## Provided information
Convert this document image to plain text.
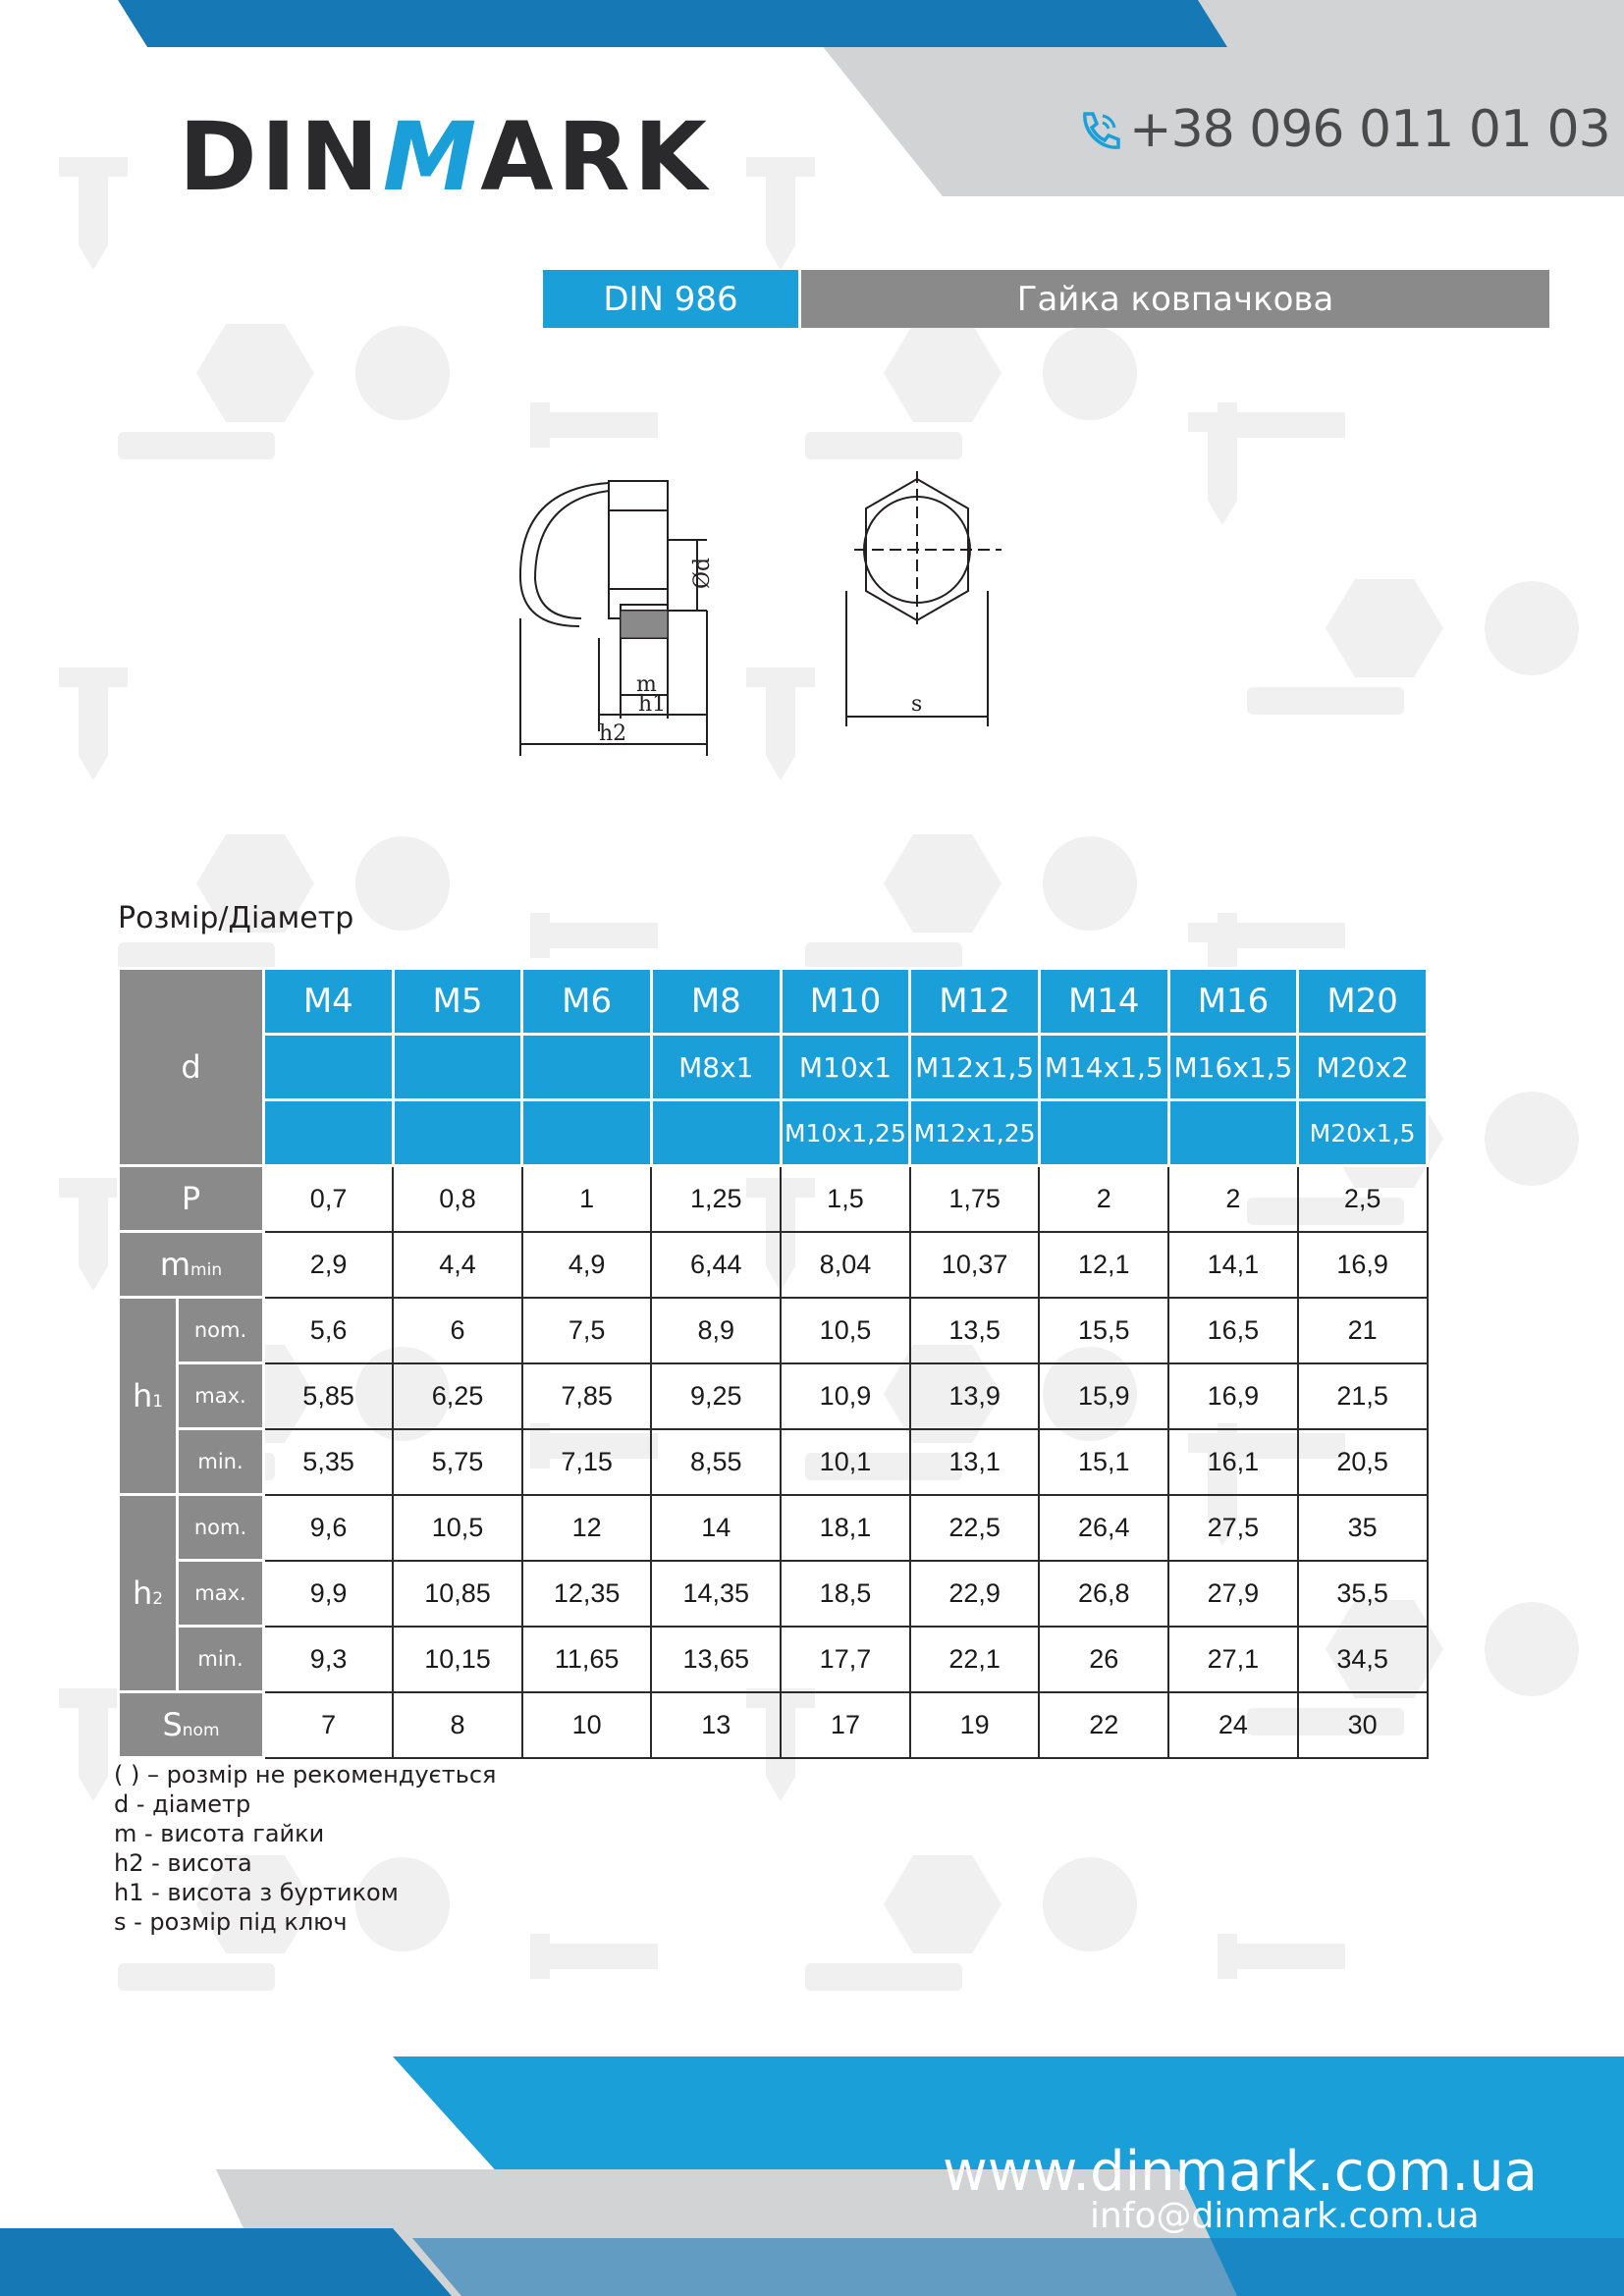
DINMARK	+38 096 011 01 03
DIN 986	Гайка ковпачкова
Ød
m
h1
h2
s
Розмір/Діаметр
d		M4	M5	M6	M8	M10	M12	M14	M16	M20
					M8x1	M10x1	M12x1,5	M14x1,5	M16x1,5	M20x2
						M10x1,25	M12x1,25			M20x1,5
P		0,7	0,8	1	1,25	1,5	1,75	2	2	2,5
mmin		2,9	4,4	4,9	6,44	8,04	10,37	12,1	14,1	16,9
h1	nom.	5,6	6	7,5	8,9	10,5	13,5	15,5	16,5	21
	max.	5,85	6,25	7,85	9,25	10,9	13,9	15,9	16,9	21,5
	min.	5,35	5,75	7,15	8,55	10,1	13,1	15,1	16,1	20,5
h2	nom.	9,6	10,5	12	14	18,1	22,5	26,4	27,5	35
	max.	9,9	10,85	12,35	14,35	18,5	22,9	26,8	27,9	35,5
	min.	9,3	10,15	11,65	13,65	17,7	22,1	26	27,1	34,5
Snom		7	8	10	13	17	19	22	24	30
( ) – розмір не рекомендується
d - діаметр
m - висота гайки
h2 - висота
h1 - висота з буртиком
s - розмір під ключ
www.dinmark.com.ua
info@dinmark.com.ua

## Exercise objective
Set down all the data again exactly as above, pictures excluded.

## Written solution
Convert this document image to plain text.
DINMARK	+38 096 011 01 03
DIN 986	Гайка ковпачкова
Ød
m
h1
h2
s
Розмір/Діаметр
d		M4	M5	M6	M8	M10	M12	M14	M16	M20
					M8x1	M10x1	M12x1,5	M14x1,5	M16x1,5	M20x2
						M10x1,25	M12x1,25			M20x1,5
P		0,7	0,8	1	1,25	1,5	1,75	2	2	2,5
mmin		2,9	4,4	4,9	6,44	8,04	10,37	12,1	14,1	16,9
h1	nom.	5,6	6	7,5	8,9	10,5	13,5	15,5	16,5	21
	max.	5,85	6,25	7,85	9,25	10,9	13,9	15,9	16,9	21,5
	min.	5,35	5,75	7,15	8,55	10,1	13,1	15,1	16,1	20,5
h2	nom.	9,6	10,5	12	14	18,1	22,5	26,4	27,5	35
	max.	9,9	10,85	12,35	14,35	18,5	22,9	26,8	27,9	35,5
	min.	9,3	10,15	11,65	13,65	17,7	22,1	26	27,1	34,5
Snom		7	8	10	13	17	19	22	24	30
( ) – розмір не рекомендується
d - діаметр
m - висота гайки
h2 - висота
h1 - висота з буртиком
s - розмір під ключ
www.dinmark.com.ua
info@dinmark.com.ua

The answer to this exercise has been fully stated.